Wednesday, June 4, 2008

Do You Know the Results of Your Advertising

Do You Know the Results of Your Advertising

Last Verified: 2006-09-27

Summary

Because your budget is limited, you, as the owner-manager of a small retail or service firm, must see that your advertising does the job you want it to. Measuring the results on a continuing basis can help you see that your ads keep your business's name before the public and play a role in increasing sales.

Planning is important. Before you can evaluate results, you must decide what purpose your ads should accomplish. This publication gives pointers on planning ads and discusses several ways you can compare advertising and sales.

Advertising is necessary today. Whether you have a small business or a large one, you must tell people who you are, what you sell, and where you are. You must tell them when they wish to hear or read about it. So you must place ads in newspaper, on radio, television and outdoor posters, or send out direct mail.

As a small business owner-manager, you know the money that you spend on advertising must return enough sales and profits in added business to justify the cost of the advertising. Small firms have neither enough time nor money to engage in complicated ad measurement methods. Even so, you can use certain rule-of-thumb devices to get a good idea about the results of your advertising.

What Results Do You Expect?

Essentially, measuring results means comparing sales with advertising. To do this, you have to start early in the process—before you even make up the advertisement. The question is: What do you expect the advertising to do for your store?

Immediate response advertising is designed to cause the potential customer to buy a particular product from you within a short time (i.e. today, tomorrow, the weekend, or next week). An example of such decision-triggering ads is one that promotes regular price merchandise with immediate appeal. Other examples are ads that use price appeals in combination with clearance sale, special purchases, seasonal items, (for example, white sales, holiday sales, back to school sales, etc.) and "family of items" purchases.

Advertising results should be checked daily. Since most advertising has some carry-over effect, it is also a good idea to check advertising runs two weeks after, three weeks after, and so on, to ensure that no opportunity for using profit-making messages is lost.

Attitude advertising is the type you use to keep your store's name and merchandise before the public. Some people think of this type as "image building" advertising. With it, you remind people week after week about your regular merchandise or services or tell them about new or special services or policies. Such advertising should create in the minds of your customers the attitude you want them to have about your store, its merchandise, its services, and its policies.

Available data
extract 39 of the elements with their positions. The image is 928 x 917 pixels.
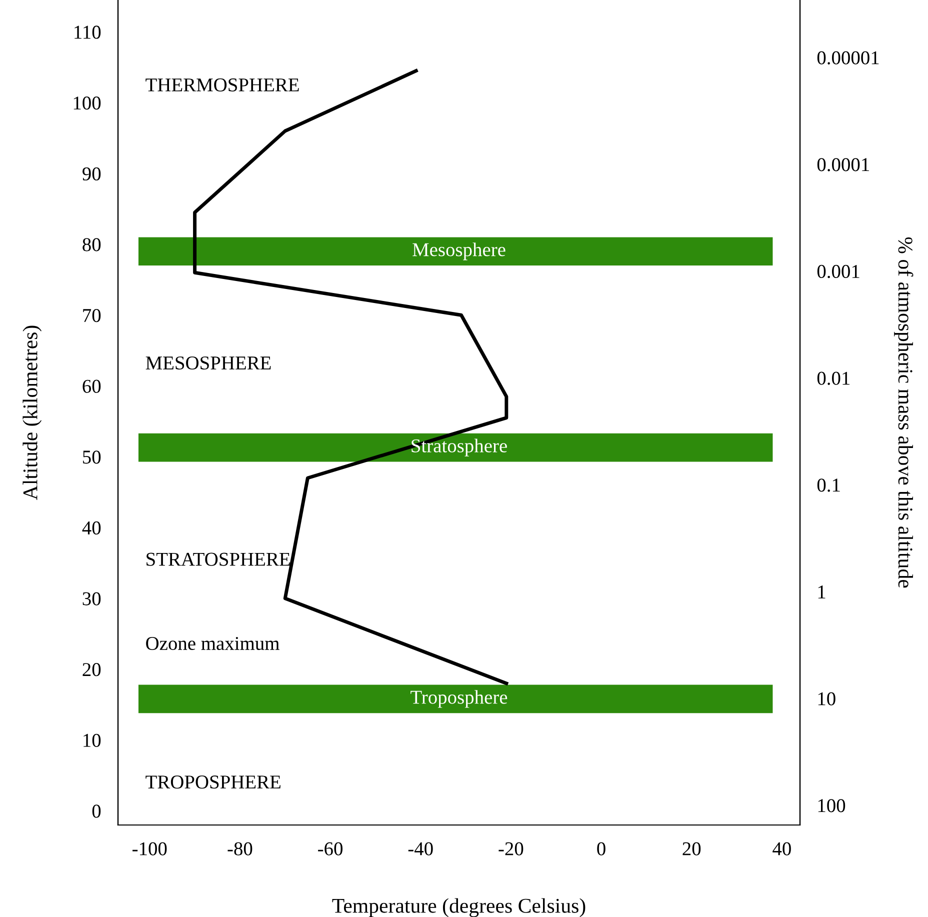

Goal
From the advertising article, list every medium or channel it names for getting ads to people.

Solution for this exercise
- Newspaper
- Radio
- Television
- Outdoor posters
- Direct mail